**WHAT IS REQUIRED:**
Reproduce all of the data that follows, character for character.

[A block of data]
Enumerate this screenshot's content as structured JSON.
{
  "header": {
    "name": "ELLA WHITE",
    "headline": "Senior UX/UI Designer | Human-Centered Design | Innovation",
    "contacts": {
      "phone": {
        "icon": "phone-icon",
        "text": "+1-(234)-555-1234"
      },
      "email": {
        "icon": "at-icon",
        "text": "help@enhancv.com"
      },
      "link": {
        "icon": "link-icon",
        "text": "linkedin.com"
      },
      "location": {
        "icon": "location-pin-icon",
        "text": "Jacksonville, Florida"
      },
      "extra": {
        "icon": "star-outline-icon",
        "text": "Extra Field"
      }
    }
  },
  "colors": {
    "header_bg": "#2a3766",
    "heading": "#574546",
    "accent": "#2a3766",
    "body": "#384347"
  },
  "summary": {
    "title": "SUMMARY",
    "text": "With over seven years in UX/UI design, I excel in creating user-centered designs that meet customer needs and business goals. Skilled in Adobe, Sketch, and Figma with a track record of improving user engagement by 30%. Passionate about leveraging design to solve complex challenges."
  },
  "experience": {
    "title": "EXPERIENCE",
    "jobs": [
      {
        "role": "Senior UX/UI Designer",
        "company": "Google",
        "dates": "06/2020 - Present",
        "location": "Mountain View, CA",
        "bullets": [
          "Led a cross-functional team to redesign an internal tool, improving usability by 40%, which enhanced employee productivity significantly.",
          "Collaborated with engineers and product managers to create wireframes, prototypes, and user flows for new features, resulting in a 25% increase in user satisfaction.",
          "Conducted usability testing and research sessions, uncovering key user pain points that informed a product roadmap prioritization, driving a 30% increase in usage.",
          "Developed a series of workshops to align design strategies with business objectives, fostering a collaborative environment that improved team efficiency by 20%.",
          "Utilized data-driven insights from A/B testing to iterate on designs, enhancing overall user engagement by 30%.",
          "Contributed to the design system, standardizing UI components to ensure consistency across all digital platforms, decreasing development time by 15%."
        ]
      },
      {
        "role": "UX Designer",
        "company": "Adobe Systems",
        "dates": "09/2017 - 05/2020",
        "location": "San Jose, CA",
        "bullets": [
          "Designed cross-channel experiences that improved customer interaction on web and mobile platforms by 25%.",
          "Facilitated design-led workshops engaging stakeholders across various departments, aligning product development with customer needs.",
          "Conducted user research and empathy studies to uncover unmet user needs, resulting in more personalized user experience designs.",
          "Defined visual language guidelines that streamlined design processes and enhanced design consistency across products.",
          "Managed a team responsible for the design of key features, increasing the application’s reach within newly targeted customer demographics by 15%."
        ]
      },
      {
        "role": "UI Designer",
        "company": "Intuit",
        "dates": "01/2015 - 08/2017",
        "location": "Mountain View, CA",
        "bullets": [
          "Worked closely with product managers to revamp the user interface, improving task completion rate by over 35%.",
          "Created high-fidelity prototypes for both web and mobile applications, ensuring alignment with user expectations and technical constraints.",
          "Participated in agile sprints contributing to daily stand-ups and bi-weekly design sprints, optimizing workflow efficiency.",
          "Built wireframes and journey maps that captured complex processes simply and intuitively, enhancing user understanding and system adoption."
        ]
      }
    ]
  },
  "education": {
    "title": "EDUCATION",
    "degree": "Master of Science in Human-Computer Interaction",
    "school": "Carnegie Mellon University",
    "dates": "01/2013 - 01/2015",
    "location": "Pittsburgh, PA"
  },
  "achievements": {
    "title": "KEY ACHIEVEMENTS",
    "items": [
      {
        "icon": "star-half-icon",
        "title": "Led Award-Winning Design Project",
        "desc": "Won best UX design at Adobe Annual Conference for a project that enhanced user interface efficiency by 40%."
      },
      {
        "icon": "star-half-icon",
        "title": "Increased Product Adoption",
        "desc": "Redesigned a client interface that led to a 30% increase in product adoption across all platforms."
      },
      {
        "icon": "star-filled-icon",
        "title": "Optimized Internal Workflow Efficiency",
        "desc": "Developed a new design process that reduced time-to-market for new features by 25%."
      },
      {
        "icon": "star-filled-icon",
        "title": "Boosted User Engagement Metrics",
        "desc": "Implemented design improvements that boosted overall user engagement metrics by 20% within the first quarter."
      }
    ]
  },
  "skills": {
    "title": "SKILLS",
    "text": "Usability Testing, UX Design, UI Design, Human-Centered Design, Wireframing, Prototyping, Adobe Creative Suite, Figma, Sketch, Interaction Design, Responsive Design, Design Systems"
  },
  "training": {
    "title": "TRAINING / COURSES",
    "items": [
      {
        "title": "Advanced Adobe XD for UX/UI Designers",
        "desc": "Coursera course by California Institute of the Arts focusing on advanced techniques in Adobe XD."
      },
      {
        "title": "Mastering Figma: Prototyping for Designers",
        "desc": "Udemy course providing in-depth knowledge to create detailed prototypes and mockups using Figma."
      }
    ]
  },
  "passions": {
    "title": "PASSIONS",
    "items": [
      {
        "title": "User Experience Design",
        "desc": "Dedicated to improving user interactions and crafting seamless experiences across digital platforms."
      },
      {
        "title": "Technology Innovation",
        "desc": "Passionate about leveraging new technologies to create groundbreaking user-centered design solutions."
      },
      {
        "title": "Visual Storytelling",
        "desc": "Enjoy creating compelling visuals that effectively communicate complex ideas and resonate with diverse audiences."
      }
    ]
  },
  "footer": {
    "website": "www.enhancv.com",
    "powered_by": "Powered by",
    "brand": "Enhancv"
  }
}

**WRITTEN RESPONSE:**
Enumerate this screenshot's content as structured JSON.
{
  "header": {
    "name": "ELLA WHITE",
    "headline": "Senior UX/UI Designer | Human-Centered Design | Innovation",
    "contacts": {
      "phone": {
        "icon": "phone-icon",
        "text": "+1-(234)-555-1234"
      },
      "email": {
        "icon": "at-icon",
        "text": "help@enhancv.com"
      },
      "link": {
        "icon": "link-icon",
        "text": "linkedin.com"
      },
      "location": {
        "icon": "location-pin-icon",
        "text": "Jacksonville, Florida"
      },
      "extra": {
        "icon": "star-outline-icon",
        "text": "Extra Field"
      }
    }
  },
  "colors": {
    "header_bg": "#2a3766",
    "heading": "#574546",
    "accent": "#2a3766",
    "body": "#384347"
  },
  "summary": {
    "title": "SUMMARY",
    "text": "With over seven years in UX/UI design, I excel in creating user-centered designs that meet customer needs and business goals. Skilled in Adobe, Sketch, and Figma with a track record of improving user engagement by 30%. Passionate about leveraging design to solve complex challenges."
  },
  "experience": {
    "title": "EXPERIENCE",
    "jobs": [
      {
        "role": "Senior UX/UI Designer",
        "company": "Google",
        "dates": "06/2020 - Present",
        "location": "Mountain View, CA",
        "bullets": [
          "Led a cross-functional team to redesign an internal tool, improving usability by 40%, which enhanced employee productivity significantly.",
          "Collaborated with engineers and product managers to create wireframes, prototypes, and user flows for new features, resulting in a 25% increase in user satisfaction.",
          "Conducted usability testing and research sessions, uncovering key user pain points that informed a product roadmap prioritization, driving a 30% increase in usage.",
          "Developed a series of workshops to align design strategies with business objectives, fostering a collaborative environment that improved team efficiency by 20%.",
          "Utilized data-driven insights from A/B testing to iterate on designs, enhancing overall user engagement by 30%.",
          "Contributed to the design system, standardizing UI components to ensure consistency across all digital platforms, decreasing development time by 15%."
        ]
      },
      {
        "role": "UX Designer",
        "company": "Adobe Systems",
        "dates": "09/2017 - 05/2020",
        "location": "San Jose, CA",
        "bullets": [
          "Designed cross-channel experiences that improved customer interaction on web and mobile platforms by 25%.",
          "Facilitated design-led workshops engaging stakeholders across various departments, aligning product development with customer needs.",
          "Conducted user research and empathy studies to uncover unmet user needs, resulting in more personalized user experience designs.",
          "Defined visual language guidelines that streamlined design processes and enhanced design consistency across products.",
          "Managed a team responsible for the design of key features, increasing the application’s reach within newly targeted customer demographics by 15%."
        ]
      },
      {
        "role": "UI Designer",
        "company": "Intuit",
        "dates": "01/2015 - 08/2017",
        "location": "Mountain View, CA",
        "bullets": [
          "Worked closely with product managers to revamp the user interface, improving task completion rate by over 35%.",
          "Created high-fidelity prototypes for both web and mobile applications, ensuring alignment with user expectations and technical constraints.",
          "Participated in agile sprints contributing to daily stand-ups and bi-weekly design sprints, optimizing workflow efficiency.",
          "Built wireframes and journey maps that captured complex processes simply and intuitively, enhancing user understanding and system adoption."
        ]
      }
    ]
  },
  "education": {
    "title": "EDUCATION",
    "degree": "Master of Science in Human-Computer Interaction",
    "school": "Carnegie Mellon University",
    "dates": "01/2013 - 01/2015",
    "location": "Pittsburgh, PA"
  },
  "achievements": {
    "title": "KEY ACHIEVEMENTS",
    "items": [
      {
        "icon": "star-half-icon",
        "title": "Led Award-Winning Design Project",
        "desc": "Won best UX design at Adobe Annual Conference for a project that enhanced user interface efficiency by 40%."
      },
      {
        "icon": "star-half-icon",
        "title": "Increased Product Adoption",
        "desc": "Redesigned a client interface that led to a 30% increase in product adoption across all platforms."
      },
      {
        "icon": "star-filled-icon",
        "title": "Optimized Internal Workflow Efficiency",
        "desc": "Developed a new design process that reduced time-to-market for new features by 25%."
      },
      {
        "icon": "star-filled-icon",
        "title": "Boosted User Engagement Metrics",
        "desc": "Implemented design improvements that boosted overall user engagement metrics by 20% within the first quarter."
      }
    ]
  },
  "skills": {
    "title": "SKILLS",
    "text": "Usability Testing, UX Design, UI Design, Human-Centered Design, Wireframing, Prototyping, Adobe Creative Suite, Figma, Sketch, Interaction Design, Responsive Design, Design Systems"
  },
  "training": {
    "title": "TRAINING / COURSES",
    "items": [
      {
        "title": "Advanced Adobe XD for UX/UI Designers",
        "desc": "Coursera course by California Institute of the Arts focusing on advanced techniques in Adobe XD."
      },
      {
        "title": "Mastering Figma: Prototyping for Designers",
        "desc": "Udemy course providing in-depth knowledge to create detailed prototypes and mockups using Figma."
      }
    ]
  },
  "passions": {
    "title": "PASSIONS",
    "items": [
      {
        "title": "User Experience Design",
        "desc": "Dedicated to improving user interactions and crafting seamless experiences across digital platforms."
      },
      {
        "title": "Technology Innovation",
        "desc": "Passionate about leveraging new technologies to create groundbreaking user-centered design solutions."
      },
      {
        "title": "Visual Storytelling",
        "desc": "Enjoy creating compelling visuals that effectively communicate complex ideas and resonate with diverse audiences."
      }
    ]
  },
  "footer": {
    "website": "www.enhancv.com",
    "powered_by": "Powered by",
    "brand": "Enhancv"
  }
}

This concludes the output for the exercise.